Can all of these lines be returned exactly?

* **Information given**
* START *

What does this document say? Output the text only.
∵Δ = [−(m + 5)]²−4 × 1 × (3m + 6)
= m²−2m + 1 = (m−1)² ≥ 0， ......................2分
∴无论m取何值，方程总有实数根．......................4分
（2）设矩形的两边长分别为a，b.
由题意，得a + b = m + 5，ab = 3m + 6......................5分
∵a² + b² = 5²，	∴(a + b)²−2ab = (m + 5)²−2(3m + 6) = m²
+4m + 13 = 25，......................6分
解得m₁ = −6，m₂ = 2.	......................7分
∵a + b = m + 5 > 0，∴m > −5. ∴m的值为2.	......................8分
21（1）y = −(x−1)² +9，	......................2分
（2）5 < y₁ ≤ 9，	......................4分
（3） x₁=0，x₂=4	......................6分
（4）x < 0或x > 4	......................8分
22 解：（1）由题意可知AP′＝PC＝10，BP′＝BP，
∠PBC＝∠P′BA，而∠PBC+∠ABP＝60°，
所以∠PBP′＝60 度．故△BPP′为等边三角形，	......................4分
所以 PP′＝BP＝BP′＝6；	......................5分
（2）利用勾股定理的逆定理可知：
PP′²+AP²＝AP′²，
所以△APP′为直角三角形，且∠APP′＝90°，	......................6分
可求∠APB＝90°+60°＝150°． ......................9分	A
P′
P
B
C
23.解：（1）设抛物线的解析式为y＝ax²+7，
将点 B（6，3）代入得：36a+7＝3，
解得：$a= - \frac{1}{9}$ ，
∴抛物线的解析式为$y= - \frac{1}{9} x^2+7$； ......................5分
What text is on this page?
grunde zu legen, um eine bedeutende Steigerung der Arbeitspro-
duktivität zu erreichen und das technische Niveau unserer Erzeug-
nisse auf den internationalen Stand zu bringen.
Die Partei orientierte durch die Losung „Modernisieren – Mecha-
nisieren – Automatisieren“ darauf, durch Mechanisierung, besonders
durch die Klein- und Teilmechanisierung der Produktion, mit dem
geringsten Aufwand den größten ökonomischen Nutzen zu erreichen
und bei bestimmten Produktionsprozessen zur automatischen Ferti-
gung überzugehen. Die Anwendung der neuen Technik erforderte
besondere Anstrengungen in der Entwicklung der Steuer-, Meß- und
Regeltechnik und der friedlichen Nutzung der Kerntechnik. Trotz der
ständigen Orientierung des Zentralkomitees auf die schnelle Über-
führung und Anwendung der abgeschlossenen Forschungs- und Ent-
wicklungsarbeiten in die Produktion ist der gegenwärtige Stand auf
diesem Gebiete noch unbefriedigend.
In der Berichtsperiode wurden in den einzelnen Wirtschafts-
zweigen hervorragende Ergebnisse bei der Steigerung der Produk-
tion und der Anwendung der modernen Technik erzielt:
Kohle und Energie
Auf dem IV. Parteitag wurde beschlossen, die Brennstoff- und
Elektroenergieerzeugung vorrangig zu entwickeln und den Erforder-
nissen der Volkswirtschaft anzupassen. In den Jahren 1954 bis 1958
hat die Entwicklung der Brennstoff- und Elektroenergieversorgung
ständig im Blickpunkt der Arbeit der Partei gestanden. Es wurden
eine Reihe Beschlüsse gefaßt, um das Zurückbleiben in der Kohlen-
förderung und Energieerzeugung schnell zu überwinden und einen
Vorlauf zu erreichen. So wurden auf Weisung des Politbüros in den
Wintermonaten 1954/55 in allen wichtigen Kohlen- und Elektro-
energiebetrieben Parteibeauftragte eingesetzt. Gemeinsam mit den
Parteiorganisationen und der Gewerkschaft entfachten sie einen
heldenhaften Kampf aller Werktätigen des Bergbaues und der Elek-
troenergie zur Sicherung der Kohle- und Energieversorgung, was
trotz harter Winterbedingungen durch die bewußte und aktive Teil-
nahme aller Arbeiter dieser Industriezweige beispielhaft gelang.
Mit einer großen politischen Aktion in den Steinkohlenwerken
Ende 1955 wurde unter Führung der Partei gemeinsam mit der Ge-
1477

* END *

* **Task solution**
What does this document say? Output the text only.
∵Δ = [−(m + 5)]²−4 × 1 × (3m + 6)
= m²−2m + 1 = (m−1)² ≥ 0， ......................2分
∴无论m取何值，方程总有实数根．......................4分
（2）设矩形的两边长分别为a，b.
由题意，得a + b = m + 5，ab = 3m + 6......................5分
∵a² + b² = 5²，	∴(a + b)²−2ab = (m + 5)²−2(3m + 6) = m²
+4m + 13 = 25，......................6分
解得m₁ = −6，m₂ = 2.	......................7分
∵a + b = m + 5 > 0，∴m > −5. ∴m的值为2.	......................8分
21（1）y = −(x−1)² +9，	......................2分
（2）5 < y₁ ≤ 9，	......................4分
（3） x₁=0，x₂=4	......................6分
（4）x < 0或x > 4	......................8分
22 解：（1）由题意可知AP′＝PC＝10，BP′＝BP，
∠PBC＝∠P′BA，而∠PBC+∠ABP＝60°，
所以∠PBP′＝60 度．故△BPP′为等边三角形，	......................4分
所以 PP′＝BP＝BP′＝6；	......................5分
（2）利用勾股定理的逆定理可知：
PP′²+AP²＝AP′²，
所以△APP′为直角三角形，且∠APP′＝90°，	......................6分
可求∠APB＝90°+60°＝150°． ......................9分	A
P′
P
B
C
23.解：（1）设抛物线的解析式为y＝ax²+7，
将点 B（6，3）代入得：36a+7＝3，
解得：$a= - \frac{1}{9}$ ，
∴抛物线的解析式为$y= - \frac{1}{9} x^2+7$； ......................5分
What text is on this page?
grunde zu legen, um eine bedeutende Steigerung der Arbeitspro-
duktivität zu erreichen und das technische Niveau unserer Erzeug-
nisse auf den internationalen Stand zu bringen.
Die Partei orientierte durch die Losung „Modernisieren – Mecha-
nisieren – Automatisieren“ darauf, durch Mechanisierung, besonders
durch die Klein- und Teilmechanisierung der Produktion, mit dem
geringsten Aufwand den größten ökonomischen Nutzen zu erreichen
und bei bestimmten Produktionsprozessen zur automatischen Ferti-
gung überzugehen. Die Anwendung der neuen Technik erforderte
besondere Anstrengungen in der Entwicklung der Steuer-, Meß- und
Regeltechnik und der friedlichen Nutzung der Kerntechnik. Trotz der
ständigen Orientierung des Zentralkomitees auf die schnelle Über-
führung und Anwendung der abgeschlossenen Forschungs- und Ent-
wicklungsarbeiten in die Produktion ist der gegenwärtige Stand auf
diesem Gebiete noch unbefriedigend.
In der Berichtsperiode wurden in den einzelnen Wirtschafts-
zweigen hervorragende Ergebnisse bei der Steigerung der Produk-
tion und der Anwendung der modernen Technik erzielt:
Kohle und Energie
Auf dem IV. Parteitag wurde beschlossen, die Brennstoff- und
Elektroenergieerzeugung vorrangig zu entwickeln und den Erforder-
nissen der Volkswirtschaft anzupassen. In den Jahren 1954 bis 1958
hat die Entwicklung der Brennstoff- und Elektroenergieversorgung
ständig im Blickpunkt der Arbeit der Partei gestanden. Es wurden
eine Reihe Beschlüsse gefaßt, um das Zurückbleiben in der Kohlen-
förderung und Energieerzeugung schnell zu überwinden und einen
Vorlauf zu erreichen. So wurden auf Weisung des Politbüros in den
Wintermonaten 1954/55 in allen wichtigen Kohlen- und Elektro-
energiebetrieben Parteibeauftragte eingesetzt. Gemeinsam mit den
Parteiorganisationen und der Gewerkschaft entfachten sie einen
heldenhaften Kampf aller Werktätigen des Bergbaues und der Elek-
troenergie zur Sicherung der Kohle- und Energieversorgung, was
trotz harter Winterbedingungen durch die bewußte und aktive Teil-
nahme aller Arbeiter dieser Industriezweige beispielhaft gelang.
Mit einer großen politischen Aktion in den Steinkohlenwerken
Ende 1955 wurde unter Führung der Partei gemeinsam mit der Ge-
1477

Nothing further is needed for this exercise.